» **Supplied data**
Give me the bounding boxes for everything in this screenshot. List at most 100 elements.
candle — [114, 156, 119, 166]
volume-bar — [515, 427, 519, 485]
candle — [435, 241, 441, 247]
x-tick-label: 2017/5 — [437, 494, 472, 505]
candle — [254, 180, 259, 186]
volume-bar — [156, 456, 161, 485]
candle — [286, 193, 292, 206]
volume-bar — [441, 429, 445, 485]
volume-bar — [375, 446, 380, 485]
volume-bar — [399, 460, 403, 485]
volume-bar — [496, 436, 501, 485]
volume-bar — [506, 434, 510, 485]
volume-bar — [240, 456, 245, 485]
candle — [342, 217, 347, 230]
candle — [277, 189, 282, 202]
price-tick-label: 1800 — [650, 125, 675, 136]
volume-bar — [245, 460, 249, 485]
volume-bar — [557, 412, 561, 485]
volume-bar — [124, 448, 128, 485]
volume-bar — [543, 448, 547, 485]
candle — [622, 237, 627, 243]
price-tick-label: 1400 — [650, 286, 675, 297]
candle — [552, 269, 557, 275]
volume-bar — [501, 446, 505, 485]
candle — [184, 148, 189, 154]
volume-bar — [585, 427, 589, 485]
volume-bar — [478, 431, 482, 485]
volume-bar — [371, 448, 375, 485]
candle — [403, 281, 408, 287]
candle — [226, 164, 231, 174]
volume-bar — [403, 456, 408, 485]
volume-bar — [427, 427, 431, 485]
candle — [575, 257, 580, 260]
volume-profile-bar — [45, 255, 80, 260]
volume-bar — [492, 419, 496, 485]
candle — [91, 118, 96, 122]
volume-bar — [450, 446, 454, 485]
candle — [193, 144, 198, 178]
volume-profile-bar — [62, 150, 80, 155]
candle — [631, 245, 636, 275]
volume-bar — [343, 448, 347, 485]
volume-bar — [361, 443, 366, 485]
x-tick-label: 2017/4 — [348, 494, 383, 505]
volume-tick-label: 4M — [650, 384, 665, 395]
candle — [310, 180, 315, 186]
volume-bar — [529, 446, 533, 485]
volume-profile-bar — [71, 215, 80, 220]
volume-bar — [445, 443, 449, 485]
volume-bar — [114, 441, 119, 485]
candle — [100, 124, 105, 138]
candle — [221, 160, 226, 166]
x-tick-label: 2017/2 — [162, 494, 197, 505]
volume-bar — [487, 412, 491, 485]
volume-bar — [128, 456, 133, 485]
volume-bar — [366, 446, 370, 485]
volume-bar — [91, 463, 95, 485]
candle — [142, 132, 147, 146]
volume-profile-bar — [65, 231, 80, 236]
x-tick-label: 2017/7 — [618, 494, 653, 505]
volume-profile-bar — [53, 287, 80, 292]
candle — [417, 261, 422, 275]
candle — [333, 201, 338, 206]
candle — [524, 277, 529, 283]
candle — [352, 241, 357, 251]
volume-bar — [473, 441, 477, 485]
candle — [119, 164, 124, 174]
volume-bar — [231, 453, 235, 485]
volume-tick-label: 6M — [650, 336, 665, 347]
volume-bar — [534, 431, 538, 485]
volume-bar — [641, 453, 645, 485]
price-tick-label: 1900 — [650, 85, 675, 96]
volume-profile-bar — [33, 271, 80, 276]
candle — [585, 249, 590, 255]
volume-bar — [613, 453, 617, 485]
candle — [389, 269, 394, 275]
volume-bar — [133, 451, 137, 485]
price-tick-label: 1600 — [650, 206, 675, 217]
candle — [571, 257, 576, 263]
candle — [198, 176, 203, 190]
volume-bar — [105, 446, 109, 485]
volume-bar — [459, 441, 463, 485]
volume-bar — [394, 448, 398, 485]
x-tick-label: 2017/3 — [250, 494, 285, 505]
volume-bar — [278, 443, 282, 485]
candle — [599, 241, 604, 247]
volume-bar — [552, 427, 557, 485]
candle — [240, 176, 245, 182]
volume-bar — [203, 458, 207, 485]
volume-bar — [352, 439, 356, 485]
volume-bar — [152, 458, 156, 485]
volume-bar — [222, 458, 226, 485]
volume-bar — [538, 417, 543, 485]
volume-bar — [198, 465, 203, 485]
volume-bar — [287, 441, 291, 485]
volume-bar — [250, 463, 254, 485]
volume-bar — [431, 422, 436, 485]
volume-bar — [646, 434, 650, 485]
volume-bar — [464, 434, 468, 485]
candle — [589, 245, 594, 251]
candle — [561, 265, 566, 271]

» **Exercise description**
Pull out the lines above, unchanged, from the very first row through the line holding "volume-bar — [128, 456, 133, 485]", with both ends included.

» **Worked solution**
Give me the bounding boxes for everything in this screenshot. List at most 100 elements.
candle — [114, 156, 119, 166]
volume-bar — [515, 427, 519, 485]
candle — [435, 241, 441, 247]
x-tick-label: 2017/5 — [437, 494, 472, 505]
candle — [254, 180, 259, 186]
volume-bar — [156, 456, 161, 485]
candle — [286, 193, 292, 206]
volume-bar — [441, 429, 445, 485]
volume-bar — [375, 446, 380, 485]
volume-bar — [399, 460, 403, 485]
volume-bar — [496, 436, 501, 485]
volume-bar — [506, 434, 510, 485]
volume-bar — [240, 456, 245, 485]
candle — [342, 217, 347, 230]
candle — [277, 189, 282, 202]
price-tick-label: 1800 — [650, 125, 675, 136]
volume-bar — [245, 460, 249, 485]
volume-bar — [557, 412, 561, 485]
volume-bar — [124, 448, 128, 485]
volume-bar — [543, 448, 547, 485]
candle — [622, 237, 627, 243]
price-tick-label: 1400 — [650, 286, 675, 297]
candle — [552, 269, 557, 275]
volume-bar — [501, 446, 505, 485]
candle — [184, 148, 189, 154]
volume-bar — [585, 427, 589, 485]
volume-bar — [478, 431, 482, 485]
volume-bar — [371, 448, 375, 485]
candle — [403, 281, 408, 287]
candle — [226, 164, 231, 174]
volume-bar — [403, 456, 408, 485]
volume-bar — [427, 427, 431, 485]
candle — [575, 257, 580, 260]
volume-profile-bar — [45, 255, 80, 260]
volume-bar — [492, 419, 496, 485]
candle — [91, 118, 96, 122]
volume-bar — [450, 446, 454, 485]
candle — [193, 144, 198, 178]
volume-profile-bar — [62, 150, 80, 155]
candle — [631, 245, 636, 275]
volume-bar — [343, 448, 347, 485]
volume-bar — [361, 443, 366, 485]
x-tick-label: 2017/4 — [348, 494, 383, 505]
volume-tick-label: 4M — [650, 384, 665, 395]
candle — [310, 180, 315, 186]
volume-bar — [529, 446, 533, 485]
volume-profile-bar — [71, 215, 80, 220]
volume-bar — [445, 443, 449, 485]
volume-bar — [114, 441, 119, 485]
candle — [100, 124, 105, 138]
candle — [221, 160, 226, 166]
x-tick-label: 2017/2 — [162, 494, 197, 505]
volume-bar — [487, 412, 491, 485]
volume-bar — [128, 456, 133, 485]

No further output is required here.